» **To be done**
Give the number of lines containing the word "authorized" and nothing more.

Saved entries
_ _ _ _ _ _ _
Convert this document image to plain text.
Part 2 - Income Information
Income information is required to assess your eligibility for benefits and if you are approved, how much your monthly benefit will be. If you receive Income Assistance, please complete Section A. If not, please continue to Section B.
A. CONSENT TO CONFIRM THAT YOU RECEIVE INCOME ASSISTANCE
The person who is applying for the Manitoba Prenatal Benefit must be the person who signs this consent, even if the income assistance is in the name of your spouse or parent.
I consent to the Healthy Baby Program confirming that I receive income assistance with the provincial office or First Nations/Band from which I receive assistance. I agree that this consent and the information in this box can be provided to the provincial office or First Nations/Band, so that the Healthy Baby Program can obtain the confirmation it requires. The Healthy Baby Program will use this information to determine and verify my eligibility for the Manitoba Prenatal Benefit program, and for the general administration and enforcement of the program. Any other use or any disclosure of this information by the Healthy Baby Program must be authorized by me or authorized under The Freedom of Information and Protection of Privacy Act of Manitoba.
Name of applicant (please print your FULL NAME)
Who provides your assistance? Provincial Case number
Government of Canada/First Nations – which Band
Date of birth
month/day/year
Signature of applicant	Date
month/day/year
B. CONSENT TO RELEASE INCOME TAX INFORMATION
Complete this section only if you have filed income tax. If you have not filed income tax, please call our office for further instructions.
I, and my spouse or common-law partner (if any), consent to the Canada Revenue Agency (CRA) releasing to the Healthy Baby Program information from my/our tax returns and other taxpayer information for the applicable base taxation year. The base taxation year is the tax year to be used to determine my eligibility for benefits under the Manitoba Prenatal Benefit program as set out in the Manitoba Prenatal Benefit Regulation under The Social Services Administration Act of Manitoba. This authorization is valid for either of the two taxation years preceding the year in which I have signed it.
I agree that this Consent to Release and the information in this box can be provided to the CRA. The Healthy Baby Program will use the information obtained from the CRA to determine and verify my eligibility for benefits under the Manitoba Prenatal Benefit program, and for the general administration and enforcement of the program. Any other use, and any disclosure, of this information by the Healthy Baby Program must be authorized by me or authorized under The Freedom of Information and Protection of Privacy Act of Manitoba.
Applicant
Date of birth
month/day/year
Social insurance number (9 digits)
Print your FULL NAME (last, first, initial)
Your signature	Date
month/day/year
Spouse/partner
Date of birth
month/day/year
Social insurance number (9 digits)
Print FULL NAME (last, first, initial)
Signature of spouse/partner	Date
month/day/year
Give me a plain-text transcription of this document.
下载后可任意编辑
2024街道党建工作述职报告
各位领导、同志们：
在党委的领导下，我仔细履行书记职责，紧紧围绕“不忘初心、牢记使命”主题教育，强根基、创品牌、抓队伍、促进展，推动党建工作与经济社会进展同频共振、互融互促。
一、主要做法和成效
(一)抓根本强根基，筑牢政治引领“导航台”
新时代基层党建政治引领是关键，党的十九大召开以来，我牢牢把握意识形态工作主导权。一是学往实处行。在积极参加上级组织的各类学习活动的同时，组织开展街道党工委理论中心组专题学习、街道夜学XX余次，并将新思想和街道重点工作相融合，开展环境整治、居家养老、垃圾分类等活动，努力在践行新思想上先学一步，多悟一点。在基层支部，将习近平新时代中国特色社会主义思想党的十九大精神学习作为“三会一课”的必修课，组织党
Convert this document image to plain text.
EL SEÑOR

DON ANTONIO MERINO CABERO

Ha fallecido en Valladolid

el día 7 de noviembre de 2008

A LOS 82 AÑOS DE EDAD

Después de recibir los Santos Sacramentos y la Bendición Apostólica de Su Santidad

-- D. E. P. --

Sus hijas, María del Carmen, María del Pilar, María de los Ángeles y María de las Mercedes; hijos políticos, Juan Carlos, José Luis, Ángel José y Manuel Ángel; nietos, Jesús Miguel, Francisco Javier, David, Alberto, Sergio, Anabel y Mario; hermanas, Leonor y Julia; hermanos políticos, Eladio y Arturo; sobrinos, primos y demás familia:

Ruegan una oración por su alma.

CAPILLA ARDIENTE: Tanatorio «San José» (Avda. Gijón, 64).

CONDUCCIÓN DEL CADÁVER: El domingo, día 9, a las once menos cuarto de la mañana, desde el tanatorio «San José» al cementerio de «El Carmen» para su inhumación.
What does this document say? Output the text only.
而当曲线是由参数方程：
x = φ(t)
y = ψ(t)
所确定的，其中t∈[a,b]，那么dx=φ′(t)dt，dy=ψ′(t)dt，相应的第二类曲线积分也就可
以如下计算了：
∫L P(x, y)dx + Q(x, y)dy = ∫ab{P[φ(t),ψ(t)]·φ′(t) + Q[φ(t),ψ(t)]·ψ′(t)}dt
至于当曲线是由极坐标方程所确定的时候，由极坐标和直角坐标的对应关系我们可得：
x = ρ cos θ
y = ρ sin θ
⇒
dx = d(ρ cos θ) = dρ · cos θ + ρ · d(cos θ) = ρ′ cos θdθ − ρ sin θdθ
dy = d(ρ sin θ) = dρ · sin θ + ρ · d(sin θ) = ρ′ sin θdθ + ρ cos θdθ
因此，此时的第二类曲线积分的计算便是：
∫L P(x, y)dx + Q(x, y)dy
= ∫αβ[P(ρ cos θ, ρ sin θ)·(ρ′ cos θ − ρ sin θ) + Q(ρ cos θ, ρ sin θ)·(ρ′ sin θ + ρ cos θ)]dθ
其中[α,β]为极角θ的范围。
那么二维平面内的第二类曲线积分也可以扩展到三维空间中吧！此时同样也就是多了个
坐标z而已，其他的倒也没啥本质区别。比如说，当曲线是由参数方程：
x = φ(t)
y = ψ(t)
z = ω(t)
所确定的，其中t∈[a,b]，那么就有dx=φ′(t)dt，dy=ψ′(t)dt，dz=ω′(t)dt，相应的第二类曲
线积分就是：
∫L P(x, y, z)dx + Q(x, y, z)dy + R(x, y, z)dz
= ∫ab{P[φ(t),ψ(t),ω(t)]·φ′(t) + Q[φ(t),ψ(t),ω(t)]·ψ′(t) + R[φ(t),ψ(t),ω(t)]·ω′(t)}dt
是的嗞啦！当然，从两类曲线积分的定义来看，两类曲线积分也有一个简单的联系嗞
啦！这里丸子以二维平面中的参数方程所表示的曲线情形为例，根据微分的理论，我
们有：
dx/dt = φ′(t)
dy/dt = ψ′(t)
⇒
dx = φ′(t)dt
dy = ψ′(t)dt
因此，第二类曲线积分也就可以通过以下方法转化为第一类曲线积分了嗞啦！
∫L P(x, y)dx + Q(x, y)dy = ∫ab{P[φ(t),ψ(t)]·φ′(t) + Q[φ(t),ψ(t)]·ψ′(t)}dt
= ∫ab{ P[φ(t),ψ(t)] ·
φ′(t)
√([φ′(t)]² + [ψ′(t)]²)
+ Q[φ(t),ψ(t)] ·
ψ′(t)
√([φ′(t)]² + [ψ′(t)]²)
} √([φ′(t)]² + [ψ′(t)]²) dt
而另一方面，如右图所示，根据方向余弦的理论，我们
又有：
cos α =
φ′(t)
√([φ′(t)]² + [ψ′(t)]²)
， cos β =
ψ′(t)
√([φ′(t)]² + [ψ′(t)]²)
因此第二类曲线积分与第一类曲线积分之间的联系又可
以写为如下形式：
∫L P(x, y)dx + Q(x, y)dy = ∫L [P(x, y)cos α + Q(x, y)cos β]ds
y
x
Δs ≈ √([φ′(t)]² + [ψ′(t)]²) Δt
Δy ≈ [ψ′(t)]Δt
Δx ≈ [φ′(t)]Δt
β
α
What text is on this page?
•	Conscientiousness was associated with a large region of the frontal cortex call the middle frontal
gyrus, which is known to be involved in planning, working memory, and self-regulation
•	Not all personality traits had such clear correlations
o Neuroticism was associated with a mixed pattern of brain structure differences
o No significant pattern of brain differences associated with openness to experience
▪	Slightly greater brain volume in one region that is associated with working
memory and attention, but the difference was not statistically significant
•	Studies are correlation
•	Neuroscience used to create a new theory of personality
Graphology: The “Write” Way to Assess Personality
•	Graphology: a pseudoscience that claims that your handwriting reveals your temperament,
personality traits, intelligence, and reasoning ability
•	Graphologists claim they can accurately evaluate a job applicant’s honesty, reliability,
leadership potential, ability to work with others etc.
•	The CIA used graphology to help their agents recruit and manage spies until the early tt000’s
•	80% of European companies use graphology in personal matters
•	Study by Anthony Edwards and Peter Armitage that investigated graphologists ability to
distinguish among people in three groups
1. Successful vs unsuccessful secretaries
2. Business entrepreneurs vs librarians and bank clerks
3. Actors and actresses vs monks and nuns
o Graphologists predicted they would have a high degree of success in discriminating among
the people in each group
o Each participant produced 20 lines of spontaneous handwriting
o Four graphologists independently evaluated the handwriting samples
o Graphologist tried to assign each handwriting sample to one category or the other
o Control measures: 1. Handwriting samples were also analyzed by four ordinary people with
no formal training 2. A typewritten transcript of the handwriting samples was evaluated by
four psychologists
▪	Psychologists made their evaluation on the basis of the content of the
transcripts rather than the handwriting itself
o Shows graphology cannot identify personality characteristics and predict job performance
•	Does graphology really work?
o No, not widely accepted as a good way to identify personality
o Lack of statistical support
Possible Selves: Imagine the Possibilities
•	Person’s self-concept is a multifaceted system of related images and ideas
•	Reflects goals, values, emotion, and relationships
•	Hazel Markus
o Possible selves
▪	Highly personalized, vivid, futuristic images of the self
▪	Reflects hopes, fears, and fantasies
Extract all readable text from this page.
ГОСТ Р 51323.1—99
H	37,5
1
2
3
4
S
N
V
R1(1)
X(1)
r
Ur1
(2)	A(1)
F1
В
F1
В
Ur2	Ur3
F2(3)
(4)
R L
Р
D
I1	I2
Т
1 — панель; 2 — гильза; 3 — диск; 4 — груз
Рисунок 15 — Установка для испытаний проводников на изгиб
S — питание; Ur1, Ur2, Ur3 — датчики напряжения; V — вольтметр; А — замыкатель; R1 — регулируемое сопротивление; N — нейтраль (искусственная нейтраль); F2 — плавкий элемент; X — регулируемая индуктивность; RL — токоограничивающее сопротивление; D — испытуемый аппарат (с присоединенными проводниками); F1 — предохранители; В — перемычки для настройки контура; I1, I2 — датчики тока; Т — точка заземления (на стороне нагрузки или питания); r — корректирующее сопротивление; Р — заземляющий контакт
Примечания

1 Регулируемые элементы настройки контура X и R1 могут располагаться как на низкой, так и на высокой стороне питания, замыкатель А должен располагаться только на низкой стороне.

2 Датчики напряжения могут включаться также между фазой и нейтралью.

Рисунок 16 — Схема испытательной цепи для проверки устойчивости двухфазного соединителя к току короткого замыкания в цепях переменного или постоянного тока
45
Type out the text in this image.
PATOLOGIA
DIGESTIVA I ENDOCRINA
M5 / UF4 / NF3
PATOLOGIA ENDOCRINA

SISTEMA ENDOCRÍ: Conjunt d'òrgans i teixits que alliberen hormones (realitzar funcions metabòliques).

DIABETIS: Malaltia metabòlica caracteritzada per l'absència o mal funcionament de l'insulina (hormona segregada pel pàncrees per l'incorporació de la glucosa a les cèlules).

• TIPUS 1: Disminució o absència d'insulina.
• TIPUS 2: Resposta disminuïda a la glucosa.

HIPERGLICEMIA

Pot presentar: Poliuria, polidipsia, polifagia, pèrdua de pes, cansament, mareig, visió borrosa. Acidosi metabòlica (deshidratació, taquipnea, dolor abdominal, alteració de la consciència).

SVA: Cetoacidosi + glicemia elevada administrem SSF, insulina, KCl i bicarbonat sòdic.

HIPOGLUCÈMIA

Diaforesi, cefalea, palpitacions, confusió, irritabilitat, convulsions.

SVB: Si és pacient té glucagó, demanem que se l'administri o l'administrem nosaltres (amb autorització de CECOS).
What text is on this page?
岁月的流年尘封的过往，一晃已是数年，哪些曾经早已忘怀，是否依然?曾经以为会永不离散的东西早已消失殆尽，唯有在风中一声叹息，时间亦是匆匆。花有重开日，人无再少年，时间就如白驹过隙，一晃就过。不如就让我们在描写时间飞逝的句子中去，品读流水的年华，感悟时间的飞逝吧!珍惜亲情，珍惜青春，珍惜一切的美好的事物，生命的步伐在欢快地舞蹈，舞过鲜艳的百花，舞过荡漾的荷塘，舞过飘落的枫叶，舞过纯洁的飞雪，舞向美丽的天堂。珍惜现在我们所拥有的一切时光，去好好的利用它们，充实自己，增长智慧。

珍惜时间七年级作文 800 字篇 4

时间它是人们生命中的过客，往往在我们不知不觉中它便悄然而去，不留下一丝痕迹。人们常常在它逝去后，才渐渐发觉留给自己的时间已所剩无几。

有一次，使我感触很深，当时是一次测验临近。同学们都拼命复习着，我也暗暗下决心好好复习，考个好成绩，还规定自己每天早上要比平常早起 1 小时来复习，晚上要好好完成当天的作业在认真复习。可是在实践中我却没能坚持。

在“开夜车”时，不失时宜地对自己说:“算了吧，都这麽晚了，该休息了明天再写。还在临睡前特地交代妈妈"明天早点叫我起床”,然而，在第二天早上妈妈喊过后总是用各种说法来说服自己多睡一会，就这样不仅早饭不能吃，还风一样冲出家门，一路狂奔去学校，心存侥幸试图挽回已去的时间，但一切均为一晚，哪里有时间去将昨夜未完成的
_ _ _ _ _ _ _
» **Finished answer**
2